__Annotated region listings__:
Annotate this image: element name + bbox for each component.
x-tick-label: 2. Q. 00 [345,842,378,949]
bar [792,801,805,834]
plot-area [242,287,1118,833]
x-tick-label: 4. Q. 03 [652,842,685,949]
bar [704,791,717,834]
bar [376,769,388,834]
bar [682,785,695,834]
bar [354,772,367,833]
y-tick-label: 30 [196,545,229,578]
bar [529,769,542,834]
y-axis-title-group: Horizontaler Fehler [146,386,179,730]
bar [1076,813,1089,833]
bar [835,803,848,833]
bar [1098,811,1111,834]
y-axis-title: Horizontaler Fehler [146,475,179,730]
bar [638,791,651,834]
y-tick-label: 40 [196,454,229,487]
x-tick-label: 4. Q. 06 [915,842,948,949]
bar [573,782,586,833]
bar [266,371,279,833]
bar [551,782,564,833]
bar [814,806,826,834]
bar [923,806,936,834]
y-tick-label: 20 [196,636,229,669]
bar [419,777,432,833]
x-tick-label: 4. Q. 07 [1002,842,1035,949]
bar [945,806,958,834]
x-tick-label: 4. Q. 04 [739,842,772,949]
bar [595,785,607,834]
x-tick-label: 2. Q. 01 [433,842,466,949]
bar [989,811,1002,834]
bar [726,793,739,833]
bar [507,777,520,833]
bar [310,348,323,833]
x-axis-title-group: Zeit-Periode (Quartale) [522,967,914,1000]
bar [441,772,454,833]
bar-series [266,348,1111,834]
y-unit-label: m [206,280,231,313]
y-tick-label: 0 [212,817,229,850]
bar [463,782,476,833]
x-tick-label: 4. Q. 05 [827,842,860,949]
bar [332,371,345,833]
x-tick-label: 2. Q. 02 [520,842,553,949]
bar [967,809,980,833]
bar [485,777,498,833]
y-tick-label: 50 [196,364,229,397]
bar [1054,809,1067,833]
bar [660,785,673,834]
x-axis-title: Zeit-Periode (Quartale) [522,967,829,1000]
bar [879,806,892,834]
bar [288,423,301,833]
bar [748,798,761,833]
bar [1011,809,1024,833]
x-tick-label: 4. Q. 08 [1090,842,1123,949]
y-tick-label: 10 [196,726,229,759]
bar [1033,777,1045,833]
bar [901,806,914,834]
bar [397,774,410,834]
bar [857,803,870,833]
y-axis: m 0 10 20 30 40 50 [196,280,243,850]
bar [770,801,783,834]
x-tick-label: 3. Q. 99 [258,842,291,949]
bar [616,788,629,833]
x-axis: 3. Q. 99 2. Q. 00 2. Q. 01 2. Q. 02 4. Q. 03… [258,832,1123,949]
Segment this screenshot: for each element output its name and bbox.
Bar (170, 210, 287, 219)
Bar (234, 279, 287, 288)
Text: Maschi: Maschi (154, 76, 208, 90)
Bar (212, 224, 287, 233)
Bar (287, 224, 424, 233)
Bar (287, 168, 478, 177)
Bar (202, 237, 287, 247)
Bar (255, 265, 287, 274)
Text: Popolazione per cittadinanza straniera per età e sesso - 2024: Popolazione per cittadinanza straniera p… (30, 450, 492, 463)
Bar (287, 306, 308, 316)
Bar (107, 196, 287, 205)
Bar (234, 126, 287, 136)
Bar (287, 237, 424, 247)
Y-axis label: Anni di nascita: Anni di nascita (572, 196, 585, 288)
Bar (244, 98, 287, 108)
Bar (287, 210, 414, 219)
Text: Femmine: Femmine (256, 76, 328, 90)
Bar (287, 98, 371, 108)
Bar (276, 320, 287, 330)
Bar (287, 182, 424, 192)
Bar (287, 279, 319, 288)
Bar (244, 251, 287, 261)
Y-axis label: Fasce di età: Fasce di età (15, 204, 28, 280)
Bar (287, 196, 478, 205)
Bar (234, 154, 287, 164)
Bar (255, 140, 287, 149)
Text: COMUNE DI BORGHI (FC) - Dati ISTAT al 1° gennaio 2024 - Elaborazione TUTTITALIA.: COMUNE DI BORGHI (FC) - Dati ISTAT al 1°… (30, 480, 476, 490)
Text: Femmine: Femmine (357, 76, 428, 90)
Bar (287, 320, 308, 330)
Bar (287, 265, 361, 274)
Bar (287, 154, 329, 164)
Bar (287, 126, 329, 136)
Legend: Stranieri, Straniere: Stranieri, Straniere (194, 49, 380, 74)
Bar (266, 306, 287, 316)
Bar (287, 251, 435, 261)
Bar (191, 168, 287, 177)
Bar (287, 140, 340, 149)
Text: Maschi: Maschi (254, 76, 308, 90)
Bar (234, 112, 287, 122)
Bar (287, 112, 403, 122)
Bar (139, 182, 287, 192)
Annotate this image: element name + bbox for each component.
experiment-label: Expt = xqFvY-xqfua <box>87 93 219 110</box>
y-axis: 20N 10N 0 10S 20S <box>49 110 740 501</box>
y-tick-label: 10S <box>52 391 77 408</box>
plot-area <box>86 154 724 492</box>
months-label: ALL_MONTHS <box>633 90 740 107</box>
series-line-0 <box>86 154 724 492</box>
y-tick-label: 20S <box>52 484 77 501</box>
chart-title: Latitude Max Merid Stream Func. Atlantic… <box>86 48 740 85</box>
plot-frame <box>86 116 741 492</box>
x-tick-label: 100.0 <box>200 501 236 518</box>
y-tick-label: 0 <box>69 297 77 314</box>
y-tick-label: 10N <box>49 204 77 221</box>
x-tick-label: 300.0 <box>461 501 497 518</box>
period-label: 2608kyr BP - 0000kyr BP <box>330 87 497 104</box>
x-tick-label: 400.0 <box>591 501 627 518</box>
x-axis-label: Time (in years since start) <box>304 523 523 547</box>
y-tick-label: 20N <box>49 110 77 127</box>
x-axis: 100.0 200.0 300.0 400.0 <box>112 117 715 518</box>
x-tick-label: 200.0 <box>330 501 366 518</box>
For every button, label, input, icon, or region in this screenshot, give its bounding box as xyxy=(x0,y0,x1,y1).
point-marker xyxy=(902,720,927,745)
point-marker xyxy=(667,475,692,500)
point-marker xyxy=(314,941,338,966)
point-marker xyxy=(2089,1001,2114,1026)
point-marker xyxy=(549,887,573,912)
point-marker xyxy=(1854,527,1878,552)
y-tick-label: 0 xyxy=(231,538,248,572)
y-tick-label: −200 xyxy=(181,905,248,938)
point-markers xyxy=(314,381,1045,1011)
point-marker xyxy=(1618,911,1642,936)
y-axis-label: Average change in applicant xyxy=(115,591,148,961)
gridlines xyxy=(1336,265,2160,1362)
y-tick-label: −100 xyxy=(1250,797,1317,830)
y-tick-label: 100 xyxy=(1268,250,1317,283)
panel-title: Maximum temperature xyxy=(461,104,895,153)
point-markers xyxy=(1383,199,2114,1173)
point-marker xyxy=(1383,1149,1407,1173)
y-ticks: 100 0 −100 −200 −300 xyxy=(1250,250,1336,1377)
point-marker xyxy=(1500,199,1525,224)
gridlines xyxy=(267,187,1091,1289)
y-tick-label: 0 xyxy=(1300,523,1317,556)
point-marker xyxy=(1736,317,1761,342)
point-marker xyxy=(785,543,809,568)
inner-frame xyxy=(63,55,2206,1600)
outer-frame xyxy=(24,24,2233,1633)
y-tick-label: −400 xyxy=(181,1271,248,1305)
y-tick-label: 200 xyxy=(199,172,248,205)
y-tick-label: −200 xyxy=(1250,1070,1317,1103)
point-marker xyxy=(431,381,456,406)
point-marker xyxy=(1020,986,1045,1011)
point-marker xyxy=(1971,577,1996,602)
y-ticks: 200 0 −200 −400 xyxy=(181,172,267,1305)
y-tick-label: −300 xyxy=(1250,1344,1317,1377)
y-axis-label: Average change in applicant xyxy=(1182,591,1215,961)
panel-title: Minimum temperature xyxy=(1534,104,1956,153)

__TASK PROMPT__:
Please swap "Horizontaler Fehler" for "Vertikaler Fehler" everywhere from the start of the records down to the line containing "y-tick-label: 0 [212,817,229,850]", and leave everything else in those lines unchanged.

__ANSWER TO THE EXERCISE__:
Annotate this image: element name + bbox for each component.
x-tick-label: 2. Q. 00 [345,842,378,949]
bar [792,801,805,834]
plot-area [242,287,1118,833]
x-tick-label: 4. Q. 03 [652,842,685,949]
bar [704,791,717,834]
bar [376,769,388,834]
bar [682,785,695,834]
bar [354,772,367,833]
y-tick-label: 30 [196,545,229,578]
bar [529,769,542,834]
y-axis-title-group: Vertikaler Fehler [146,386,179,730]
bar [1076,813,1089,833]
bar [835,803,848,833]
bar [1098,811,1111,834]
y-axis-title: Vertikaler Fehler [146,475,179,730]
bar [638,791,651,834]
y-tick-label: 40 [196,454,229,487]
x-tick-label: 4. Q. 06 [915,842,948,949]
bar [573,782,586,833]
bar [266,371,279,833]
bar [551,782,564,833]
bar [814,806,826,834]
bar [923,806,936,834]
y-tick-label: 20 [196,636,229,669]
bar [419,777,432,833]
x-tick-label: 4. Q. 07 [1002,842,1035,949]
bar [945,806,958,834]
x-tick-label: 4. Q. 04 [739,842,772,949]
bar [595,785,607,834]
x-tick-label: 2. Q. 01 [433,842,466,949]
bar [989,811,1002,834]
bar [726,793,739,833]
bar [507,777,520,833]
bar [310,348,323,833]
x-axis-title-group: Zeit-Periode (Quartale) [522,967,914,1000]
bar [441,772,454,833]
bar-series [266,348,1111,834]
y-unit-label: m [206,280,231,313]
y-tick-label: 0 [212,817,229,850]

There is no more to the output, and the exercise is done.